## Task goal
List each line of the data that holds the word "next".

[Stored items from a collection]
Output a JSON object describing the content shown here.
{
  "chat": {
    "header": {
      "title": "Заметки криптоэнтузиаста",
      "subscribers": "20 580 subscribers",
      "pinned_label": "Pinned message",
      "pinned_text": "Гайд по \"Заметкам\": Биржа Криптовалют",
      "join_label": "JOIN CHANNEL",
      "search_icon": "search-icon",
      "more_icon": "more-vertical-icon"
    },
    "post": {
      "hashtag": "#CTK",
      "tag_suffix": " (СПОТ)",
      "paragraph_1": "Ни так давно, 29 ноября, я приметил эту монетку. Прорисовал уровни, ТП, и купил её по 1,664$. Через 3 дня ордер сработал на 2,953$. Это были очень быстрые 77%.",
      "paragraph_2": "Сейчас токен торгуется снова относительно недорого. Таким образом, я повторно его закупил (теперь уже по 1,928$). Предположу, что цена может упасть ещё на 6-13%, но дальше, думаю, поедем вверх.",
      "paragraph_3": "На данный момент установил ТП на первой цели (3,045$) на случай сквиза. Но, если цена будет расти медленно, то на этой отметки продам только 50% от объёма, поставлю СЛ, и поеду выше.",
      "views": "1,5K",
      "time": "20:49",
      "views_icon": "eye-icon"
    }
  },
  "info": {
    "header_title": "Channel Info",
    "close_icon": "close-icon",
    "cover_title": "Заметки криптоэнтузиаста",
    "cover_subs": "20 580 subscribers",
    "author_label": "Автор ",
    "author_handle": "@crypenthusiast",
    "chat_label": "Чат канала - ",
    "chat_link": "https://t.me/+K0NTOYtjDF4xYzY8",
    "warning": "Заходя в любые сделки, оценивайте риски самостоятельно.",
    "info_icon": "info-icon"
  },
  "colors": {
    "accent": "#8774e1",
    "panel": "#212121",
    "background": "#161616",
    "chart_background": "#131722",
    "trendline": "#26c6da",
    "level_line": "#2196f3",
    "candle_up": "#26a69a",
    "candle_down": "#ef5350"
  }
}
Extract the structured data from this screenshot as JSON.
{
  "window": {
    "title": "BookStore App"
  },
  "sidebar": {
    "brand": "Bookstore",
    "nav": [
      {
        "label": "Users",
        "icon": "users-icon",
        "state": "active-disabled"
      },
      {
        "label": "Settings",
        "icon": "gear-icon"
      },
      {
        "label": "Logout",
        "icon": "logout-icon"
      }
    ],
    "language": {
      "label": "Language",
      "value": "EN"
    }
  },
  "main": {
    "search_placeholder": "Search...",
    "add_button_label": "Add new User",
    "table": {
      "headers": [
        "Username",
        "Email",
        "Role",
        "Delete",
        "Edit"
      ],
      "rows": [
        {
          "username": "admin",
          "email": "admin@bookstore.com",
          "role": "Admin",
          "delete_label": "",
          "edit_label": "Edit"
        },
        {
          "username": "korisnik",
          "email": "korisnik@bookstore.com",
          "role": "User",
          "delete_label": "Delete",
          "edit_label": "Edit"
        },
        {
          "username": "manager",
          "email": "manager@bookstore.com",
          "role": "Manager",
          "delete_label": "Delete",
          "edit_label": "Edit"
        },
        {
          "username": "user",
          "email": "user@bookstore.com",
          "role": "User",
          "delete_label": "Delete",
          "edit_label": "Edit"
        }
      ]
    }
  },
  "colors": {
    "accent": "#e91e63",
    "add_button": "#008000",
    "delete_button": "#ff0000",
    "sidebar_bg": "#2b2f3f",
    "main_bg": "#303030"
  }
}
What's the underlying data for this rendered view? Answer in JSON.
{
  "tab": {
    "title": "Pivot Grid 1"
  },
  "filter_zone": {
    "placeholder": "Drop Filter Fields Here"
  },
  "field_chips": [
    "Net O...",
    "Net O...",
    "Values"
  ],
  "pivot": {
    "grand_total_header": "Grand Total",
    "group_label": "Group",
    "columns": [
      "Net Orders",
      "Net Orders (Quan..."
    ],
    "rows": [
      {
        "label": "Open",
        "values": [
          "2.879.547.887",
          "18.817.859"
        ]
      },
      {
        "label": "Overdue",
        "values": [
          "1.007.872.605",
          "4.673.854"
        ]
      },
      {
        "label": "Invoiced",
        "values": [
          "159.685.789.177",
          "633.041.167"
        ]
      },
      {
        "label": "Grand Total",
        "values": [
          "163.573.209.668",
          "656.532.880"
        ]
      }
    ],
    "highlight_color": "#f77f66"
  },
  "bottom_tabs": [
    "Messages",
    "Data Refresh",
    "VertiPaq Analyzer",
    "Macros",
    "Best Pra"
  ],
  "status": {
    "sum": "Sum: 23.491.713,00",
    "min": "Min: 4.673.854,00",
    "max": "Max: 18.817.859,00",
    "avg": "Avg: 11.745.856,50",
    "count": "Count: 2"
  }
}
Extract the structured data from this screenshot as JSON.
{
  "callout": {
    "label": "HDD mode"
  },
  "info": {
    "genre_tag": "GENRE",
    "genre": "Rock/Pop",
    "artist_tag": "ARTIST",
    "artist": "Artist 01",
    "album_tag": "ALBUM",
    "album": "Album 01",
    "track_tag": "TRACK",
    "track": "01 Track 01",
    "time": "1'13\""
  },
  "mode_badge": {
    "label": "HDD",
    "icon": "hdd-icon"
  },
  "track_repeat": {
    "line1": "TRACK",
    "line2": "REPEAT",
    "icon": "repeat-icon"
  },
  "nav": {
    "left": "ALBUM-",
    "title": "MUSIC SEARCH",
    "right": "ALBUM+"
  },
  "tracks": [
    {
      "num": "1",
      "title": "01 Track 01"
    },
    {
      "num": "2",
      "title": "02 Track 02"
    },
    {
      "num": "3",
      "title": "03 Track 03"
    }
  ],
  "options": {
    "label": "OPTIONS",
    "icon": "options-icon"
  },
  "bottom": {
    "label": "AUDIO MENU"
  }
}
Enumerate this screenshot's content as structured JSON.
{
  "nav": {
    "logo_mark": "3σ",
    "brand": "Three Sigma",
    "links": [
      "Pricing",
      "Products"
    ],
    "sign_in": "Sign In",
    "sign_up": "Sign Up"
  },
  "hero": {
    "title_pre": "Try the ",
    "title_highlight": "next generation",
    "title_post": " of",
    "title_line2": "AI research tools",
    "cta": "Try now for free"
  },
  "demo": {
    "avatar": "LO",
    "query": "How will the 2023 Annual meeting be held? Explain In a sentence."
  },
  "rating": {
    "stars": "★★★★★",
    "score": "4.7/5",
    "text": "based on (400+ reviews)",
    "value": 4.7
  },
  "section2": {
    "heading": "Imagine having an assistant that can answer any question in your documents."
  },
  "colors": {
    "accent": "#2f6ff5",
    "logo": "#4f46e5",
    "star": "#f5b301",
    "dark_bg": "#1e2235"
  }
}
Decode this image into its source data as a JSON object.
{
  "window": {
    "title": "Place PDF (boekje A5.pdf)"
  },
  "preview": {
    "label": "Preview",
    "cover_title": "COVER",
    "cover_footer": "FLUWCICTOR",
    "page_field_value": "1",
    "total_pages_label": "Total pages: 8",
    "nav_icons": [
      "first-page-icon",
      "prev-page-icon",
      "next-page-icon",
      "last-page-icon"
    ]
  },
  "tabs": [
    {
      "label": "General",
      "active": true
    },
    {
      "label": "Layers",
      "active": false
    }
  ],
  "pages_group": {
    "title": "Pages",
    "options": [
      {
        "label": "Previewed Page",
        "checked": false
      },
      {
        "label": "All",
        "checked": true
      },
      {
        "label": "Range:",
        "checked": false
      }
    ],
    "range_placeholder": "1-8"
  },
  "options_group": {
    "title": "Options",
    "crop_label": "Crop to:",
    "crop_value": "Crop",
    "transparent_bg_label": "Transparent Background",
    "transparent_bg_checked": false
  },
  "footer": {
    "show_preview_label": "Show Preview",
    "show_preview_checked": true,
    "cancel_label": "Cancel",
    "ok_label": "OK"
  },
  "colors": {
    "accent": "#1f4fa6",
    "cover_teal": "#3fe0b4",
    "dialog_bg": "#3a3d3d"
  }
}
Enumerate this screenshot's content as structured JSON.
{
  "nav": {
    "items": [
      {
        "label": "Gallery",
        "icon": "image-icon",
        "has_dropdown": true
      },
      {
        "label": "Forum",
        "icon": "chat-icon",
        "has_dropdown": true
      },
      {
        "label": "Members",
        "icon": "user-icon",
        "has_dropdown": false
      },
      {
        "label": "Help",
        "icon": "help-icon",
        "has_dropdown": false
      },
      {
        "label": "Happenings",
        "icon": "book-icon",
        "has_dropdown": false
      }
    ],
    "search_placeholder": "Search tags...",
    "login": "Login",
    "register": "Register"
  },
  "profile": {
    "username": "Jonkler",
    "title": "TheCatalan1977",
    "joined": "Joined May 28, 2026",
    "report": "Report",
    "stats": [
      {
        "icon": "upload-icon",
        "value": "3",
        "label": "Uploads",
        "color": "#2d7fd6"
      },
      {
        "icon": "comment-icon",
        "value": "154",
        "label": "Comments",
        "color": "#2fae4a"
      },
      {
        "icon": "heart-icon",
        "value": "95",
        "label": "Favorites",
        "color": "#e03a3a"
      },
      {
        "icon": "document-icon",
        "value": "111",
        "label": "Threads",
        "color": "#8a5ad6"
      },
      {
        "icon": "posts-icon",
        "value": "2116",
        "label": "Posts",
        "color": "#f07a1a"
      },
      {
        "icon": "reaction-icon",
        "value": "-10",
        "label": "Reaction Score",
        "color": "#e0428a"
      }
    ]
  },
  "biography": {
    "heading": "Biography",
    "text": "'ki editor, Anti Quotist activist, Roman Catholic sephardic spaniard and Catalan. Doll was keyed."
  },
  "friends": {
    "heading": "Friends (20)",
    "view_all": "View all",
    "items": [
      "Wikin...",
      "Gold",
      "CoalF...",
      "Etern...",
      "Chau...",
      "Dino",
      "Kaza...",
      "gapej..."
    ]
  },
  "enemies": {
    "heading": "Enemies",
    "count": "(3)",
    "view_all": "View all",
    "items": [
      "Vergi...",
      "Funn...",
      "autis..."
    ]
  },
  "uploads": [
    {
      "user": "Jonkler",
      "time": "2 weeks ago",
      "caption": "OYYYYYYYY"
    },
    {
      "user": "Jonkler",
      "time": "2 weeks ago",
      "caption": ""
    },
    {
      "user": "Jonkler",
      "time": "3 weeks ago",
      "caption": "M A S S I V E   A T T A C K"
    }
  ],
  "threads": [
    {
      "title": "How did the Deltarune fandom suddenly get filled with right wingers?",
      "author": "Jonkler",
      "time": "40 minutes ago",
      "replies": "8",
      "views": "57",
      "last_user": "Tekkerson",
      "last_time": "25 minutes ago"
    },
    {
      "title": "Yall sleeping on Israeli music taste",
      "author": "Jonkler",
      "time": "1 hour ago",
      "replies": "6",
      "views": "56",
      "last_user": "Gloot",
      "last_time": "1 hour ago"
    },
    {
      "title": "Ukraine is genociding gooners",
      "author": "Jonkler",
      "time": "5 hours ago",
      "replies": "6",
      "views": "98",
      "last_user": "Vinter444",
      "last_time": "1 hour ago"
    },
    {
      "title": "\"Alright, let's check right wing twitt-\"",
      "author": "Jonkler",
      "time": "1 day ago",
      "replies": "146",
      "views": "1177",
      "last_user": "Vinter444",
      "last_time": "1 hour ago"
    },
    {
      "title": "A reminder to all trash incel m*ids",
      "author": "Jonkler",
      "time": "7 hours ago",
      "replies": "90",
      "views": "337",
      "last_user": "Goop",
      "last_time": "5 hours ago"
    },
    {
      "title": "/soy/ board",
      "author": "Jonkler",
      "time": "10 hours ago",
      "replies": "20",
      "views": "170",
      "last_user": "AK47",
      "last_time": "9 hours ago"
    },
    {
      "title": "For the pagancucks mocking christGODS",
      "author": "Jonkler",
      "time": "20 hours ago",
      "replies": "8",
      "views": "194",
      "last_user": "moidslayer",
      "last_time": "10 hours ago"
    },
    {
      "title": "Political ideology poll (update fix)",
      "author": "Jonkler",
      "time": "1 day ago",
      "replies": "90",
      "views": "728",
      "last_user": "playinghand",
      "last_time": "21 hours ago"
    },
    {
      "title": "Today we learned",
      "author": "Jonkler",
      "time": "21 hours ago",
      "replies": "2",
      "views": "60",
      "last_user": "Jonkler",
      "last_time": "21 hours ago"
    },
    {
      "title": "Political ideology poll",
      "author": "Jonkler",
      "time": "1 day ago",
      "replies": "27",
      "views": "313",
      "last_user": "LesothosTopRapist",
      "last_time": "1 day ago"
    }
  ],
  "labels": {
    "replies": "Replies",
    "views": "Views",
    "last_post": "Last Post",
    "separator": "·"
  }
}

## Written solution
    "title_highlight": "next generation",
      "next-page-icon",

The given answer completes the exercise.